> GIVEN EXERCISE: Return, word for word, every line that follows.

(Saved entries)
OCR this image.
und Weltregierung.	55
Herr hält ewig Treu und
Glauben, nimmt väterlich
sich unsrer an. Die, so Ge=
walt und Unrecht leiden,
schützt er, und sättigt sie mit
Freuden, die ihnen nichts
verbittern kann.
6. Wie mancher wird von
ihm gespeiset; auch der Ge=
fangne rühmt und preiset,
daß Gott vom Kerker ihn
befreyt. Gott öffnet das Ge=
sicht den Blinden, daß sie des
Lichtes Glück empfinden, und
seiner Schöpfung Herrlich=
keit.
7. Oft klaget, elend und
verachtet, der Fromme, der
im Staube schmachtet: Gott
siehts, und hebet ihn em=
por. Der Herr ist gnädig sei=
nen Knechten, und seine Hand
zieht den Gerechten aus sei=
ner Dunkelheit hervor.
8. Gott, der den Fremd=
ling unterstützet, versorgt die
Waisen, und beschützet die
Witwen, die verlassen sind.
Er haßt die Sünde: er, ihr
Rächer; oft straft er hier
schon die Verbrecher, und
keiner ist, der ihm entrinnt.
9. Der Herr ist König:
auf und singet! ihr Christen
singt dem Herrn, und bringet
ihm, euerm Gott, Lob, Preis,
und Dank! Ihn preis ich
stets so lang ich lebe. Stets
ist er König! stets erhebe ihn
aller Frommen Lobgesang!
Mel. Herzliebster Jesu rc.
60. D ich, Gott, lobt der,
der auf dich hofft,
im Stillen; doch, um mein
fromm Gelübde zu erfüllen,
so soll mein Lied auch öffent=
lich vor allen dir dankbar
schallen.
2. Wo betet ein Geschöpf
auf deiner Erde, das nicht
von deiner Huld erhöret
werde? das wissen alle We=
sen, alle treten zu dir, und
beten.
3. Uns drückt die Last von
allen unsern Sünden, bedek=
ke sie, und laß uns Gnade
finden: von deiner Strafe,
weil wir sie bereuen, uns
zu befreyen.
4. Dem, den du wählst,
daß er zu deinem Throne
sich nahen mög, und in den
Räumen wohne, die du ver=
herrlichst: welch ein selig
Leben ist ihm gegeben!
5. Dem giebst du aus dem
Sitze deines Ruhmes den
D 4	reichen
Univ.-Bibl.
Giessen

> OUTPUT BELOW:
OCR this image.
und Weltregierung.	55
Herr hält ewig Treu und
Glauben, nimmt väterlich
sich unsrer an. Die, so Ge=
walt und Unrecht leiden,
schützt er, und sättigt sie mit
Freuden, die ihnen nichts
verbittern kann.
6. Wie mancher wird von
ihm gespeiset; auch der Ge=
fangne rühmt und preiset,
daß Gott vom Kerker ihn
befreyt. Gott öffnet das Ge=
sicht den Blinden, daß sie des
Lichtes Glück empfinden, und
seiner Schöpfung Herrlich=
keit.
7. Oft klaget, elend und
verachtet, der Fromme, der
im Staube schmachtet: Gott
siehts, und hebet ihn em=
por. Der Herr ist gnädig sei=
nen Knechten, und seine Hand
zieht den Gerechten aus sei=
ner Dunkelheit hervor.
8. Gott, der den Fremd=
ling unterstützet, versorgt die
Waisen, und beschützet die
Witwen, die verlassen sind.
Er haßt die Sünde: er, ihr
Rächer; oft straft er hier
schon die Verbrecher, und
keiner ist, der ihm entrinnt.
9. Der Herr ist König:
auf und singet! ihr Christen
singt dem Herrn, und bringet
ihm, euerm Gott, Lob, Preis,
und Dank! Ihn preis ich
stets so lang ich lebe. Stets
ist er König! stets erhebe ihn
aller Frommen Lobgesang!
Mel. Herzliebster Jesu rc.
60. D ich, Gott, lobt der,
der auf dich hofft,
im Stillen; doch, um mein
fromm Gelübde zu erfüllen,
so soll mein Lied auch öffent=
lich vor allen dir dankbar
schallen.
2. Wo betet ein Geschöpf
auf deiner Erde, das nicht
von deiner Huld erhöret
werde? das wissen alle We=
sen, alle treten zu dir, und
beten.
3. Uns drückt die Last von
allen unsern Sünden, bedek=
ke sie, und laß uns Gnade
finden: von deiner Strafe,
weil wir sie bereuen, uns
zu befreyen.
4. Dem, den du wählst,
daß er zu deinem Throne
sich nahen mög, und in den
Räumen wohne, die du ver=
herrlichst: welch ein selig
Leben ist ihm gegeben!
5. Dem giebst du aus dem
Sitze deines Ruhmes den
D 4	reichen
Univ.-Bibl.
Giessen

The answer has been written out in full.